▸ **TUGAS 1**
Tulis ulang daftar di bawah mulai dari baris pertamanya sampai baris yang memuat "paper-select[interactable]: A4 ▼". Ganti "table-row" dengan "data-row" dan biarkan bagian lain tetap sama.

# # # # # # #

1. Sistem Pengamanan dan Pemeliharaan Museum
A. Sistem Pengamanan Dalam Museum
Selain menggunakan pengamanan fisik, museum sebaiknya juga menggunakan perangkat elektronik (Pedoman Museum Indonesia,2008). Perangkat elektronik yang digunakan dalam pengamanan museum meliputi :
· Control panel, sebagai pusat dari semua kegiatan pada suatu sistem pengamanan elektronik, bekerja sesuai dengan program yang telah diatur sebelumnya.
· Kontak magnetik, alat ini akan bekerja jika jendela, pintu atau vitrin rusak, maka alarm akan berbunyi.
· Kawat (wiring), aliran melalui kawat diletakkan di pintu atau penutup dan tombol akan bergerak bila pintu terbuka.
· Detektor getar, alarm akan berbunyi apabila jendela atau vitrin memperoleh tingkat getaran yang tidak normal.

# # # # # # #

▸ **TUGAS 2**
Menurut kutipan tentang pengamanan museum, kapan alarm pada detektor getar berbunyi?

▸ **DAFTAR**
# # # # # # #

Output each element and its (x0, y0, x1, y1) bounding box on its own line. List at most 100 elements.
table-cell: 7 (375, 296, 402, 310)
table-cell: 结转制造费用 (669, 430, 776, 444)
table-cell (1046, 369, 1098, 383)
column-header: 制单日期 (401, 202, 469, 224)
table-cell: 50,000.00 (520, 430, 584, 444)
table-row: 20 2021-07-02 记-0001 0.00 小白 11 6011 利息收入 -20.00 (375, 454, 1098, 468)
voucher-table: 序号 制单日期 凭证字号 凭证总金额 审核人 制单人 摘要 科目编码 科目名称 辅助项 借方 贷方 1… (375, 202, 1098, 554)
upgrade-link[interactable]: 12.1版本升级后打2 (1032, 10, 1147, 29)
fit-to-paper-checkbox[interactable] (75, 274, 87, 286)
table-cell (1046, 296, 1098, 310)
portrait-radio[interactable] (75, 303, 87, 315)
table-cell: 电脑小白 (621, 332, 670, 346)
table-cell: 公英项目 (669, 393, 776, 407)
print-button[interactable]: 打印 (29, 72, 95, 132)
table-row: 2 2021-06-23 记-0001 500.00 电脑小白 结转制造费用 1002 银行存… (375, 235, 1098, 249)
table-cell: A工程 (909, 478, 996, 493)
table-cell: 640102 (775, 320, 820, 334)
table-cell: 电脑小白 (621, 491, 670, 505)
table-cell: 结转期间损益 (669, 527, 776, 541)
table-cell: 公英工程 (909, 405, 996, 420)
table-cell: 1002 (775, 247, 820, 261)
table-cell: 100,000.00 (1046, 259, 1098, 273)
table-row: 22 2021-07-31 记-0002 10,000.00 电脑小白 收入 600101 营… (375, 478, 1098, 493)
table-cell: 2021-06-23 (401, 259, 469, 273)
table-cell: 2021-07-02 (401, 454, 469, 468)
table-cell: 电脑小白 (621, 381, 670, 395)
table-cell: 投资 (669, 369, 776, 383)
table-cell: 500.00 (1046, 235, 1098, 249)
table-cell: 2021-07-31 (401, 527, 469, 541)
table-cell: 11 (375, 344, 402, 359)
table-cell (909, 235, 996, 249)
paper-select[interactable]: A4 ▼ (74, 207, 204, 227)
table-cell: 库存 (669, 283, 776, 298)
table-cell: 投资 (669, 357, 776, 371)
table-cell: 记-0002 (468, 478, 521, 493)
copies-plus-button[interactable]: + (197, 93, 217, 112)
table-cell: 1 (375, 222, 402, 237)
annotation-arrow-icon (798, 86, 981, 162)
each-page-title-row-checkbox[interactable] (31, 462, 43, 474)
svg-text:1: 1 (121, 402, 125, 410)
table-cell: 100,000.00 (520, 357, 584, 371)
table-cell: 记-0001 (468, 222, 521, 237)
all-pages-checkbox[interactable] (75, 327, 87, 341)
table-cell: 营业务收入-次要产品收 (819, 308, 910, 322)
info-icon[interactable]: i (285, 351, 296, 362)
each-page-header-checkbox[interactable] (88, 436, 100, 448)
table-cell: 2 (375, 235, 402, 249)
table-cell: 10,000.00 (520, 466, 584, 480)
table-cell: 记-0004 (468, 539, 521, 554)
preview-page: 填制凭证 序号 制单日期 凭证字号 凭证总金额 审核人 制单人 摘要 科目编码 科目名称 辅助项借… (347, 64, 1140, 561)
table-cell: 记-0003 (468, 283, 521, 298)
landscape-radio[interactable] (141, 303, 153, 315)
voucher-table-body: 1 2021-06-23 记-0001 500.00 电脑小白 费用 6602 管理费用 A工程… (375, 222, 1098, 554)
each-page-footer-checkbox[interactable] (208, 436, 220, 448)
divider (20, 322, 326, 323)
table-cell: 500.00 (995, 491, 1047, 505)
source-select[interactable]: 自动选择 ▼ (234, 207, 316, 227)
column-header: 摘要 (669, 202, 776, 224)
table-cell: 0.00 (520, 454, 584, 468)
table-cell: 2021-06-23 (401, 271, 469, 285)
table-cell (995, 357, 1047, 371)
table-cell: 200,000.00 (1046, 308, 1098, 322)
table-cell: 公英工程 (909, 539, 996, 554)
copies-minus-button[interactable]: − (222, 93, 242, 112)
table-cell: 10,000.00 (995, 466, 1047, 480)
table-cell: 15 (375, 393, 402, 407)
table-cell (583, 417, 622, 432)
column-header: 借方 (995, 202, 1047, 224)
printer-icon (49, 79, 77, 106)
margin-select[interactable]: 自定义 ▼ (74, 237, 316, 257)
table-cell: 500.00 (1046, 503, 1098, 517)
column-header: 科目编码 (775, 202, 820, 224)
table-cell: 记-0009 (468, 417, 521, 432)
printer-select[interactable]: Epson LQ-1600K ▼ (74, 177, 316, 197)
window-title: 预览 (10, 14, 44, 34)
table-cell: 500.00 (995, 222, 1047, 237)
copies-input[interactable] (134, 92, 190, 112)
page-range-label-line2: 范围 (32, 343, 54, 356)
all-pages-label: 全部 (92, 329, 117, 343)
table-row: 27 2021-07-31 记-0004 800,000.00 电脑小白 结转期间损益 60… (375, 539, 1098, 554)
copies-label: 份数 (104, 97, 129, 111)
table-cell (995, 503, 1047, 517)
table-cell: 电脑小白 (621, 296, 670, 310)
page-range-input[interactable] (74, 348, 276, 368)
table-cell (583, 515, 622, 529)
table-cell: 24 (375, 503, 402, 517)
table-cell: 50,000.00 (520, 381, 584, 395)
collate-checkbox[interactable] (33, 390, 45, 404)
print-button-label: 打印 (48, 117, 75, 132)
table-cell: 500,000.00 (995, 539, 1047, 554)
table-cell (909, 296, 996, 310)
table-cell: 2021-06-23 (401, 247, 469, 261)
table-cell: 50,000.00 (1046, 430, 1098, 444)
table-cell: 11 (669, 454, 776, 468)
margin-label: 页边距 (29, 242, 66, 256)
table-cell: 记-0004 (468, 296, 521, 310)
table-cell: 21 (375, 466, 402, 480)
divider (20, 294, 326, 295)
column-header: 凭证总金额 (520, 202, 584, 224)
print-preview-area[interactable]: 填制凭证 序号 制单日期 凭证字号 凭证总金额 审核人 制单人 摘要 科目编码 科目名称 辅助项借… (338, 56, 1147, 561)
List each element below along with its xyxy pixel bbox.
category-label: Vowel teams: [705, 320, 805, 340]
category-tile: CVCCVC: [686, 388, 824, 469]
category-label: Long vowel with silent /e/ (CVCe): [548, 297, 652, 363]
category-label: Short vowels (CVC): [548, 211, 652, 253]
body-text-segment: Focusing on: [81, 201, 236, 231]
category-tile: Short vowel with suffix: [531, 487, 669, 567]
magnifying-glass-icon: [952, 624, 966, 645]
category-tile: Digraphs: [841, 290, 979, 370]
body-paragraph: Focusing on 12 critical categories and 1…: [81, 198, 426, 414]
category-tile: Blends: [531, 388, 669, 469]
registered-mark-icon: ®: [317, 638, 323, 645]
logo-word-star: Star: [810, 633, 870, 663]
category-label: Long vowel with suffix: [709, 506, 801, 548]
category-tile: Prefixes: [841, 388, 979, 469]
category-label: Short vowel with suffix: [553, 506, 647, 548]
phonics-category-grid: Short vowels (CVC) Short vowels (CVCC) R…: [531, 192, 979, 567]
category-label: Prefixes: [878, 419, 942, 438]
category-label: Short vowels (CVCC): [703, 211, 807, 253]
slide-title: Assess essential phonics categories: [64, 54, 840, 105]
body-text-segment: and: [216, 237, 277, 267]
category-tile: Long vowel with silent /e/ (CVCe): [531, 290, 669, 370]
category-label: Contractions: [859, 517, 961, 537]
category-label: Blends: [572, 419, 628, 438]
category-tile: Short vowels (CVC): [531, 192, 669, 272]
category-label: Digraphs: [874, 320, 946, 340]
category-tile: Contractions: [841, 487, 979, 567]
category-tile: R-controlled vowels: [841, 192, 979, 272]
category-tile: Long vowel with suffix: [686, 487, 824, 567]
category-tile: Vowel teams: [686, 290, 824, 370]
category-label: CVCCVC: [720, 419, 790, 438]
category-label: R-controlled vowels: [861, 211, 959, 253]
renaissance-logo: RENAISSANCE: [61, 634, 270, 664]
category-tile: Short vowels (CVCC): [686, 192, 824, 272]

# # # # # # #

▸ **JAWABAN 1**
Output each element and its (x0, y0, x1, y1) bounding box on its own line. List at most 100 elements.
table-cell: 7 (375, 296, 402, 310)
table-cell: 结转制造费用 (669, 430, 776, 444)
table-cell (1046, 369, 1098, 383)
column-header: 制单日期 (401, 202, 469, 224)
table-cell: 50,000.00 (520, 430, 584, 444)
data-row: 20 2021-07-02 记-0001 0.00 小白 11 6011 利息收入 -20.00 (375, 454, 1098, 468)
voucher-table: 序号 制单日期 凭证字号 凭证总金额 审核人 制单人 摘要 科目编码 科目名称 辅助项 借方 贷方 1… (375, 202, 1098, 554)
upgrade-link[interactable]: 12.1版本升级后打2 (1032, 10, 1147, 29)
fit-to-paper-checkbox[interactable] (75, 274, 87, 286)
table-cell (1046, 296, 1098, 310)
portrait-radio[interactable] (75, 303, 87, 315)
table-cell: 电脑小白 (621, 332, 670, 346)
table-cell: 公英项目 (669, 393, 776, 407)
print-button[interactable]: 打印 (29, 72, 95, 132)
data-row: 2 2021-06-23 记-0001 500.00 电脑小白 结转制造费用 1002 银行存… (375, 235, 1098, 249)
table-cell: A工程 (909, 478, 996, 493)
table-cell: 640102 (775, 320, 820, 334)
table-cell: 电脑小白 (621, 491, 670, 505)
table-cell: 结转期间损益 (669, 527, 776, 541)
table-cell: 公英工程 (909, 405, 996, 420)
table-cell: 1002 (775, 247, 820, 261)
table-cell: 100,000.00 (1046, 259, 1098, 273)
data-row: 22 2021-07-31 记-0002 10,000.00 电脑小白 收入 600101 营… (375, 478, 1098, 493)
table-cell: 2021-06-23 (401, 259, 469, 273)
table-cell: 2021-07-02 (401, 454, 469, 468)
table-cell: 电脑小白 (621, 381, 670, 395)
table-cell: 投资 (669, 369, 776, 383)
table-cell: 500.00 (1046, 235, 1098, 249)
table-cell: 2021-07-31 (401, 527, 469, 541)
table-cell: 11 (375, 344, 402, 359)
table-cell (909, 235, 996, 249)
paper-select[interactable]: A4 ▼ (74, 207, 204, 227)

▸ **JAWABAN 2**
Apabila jendela atau vitrin memperoleh tingkat getaran yang tidak normal.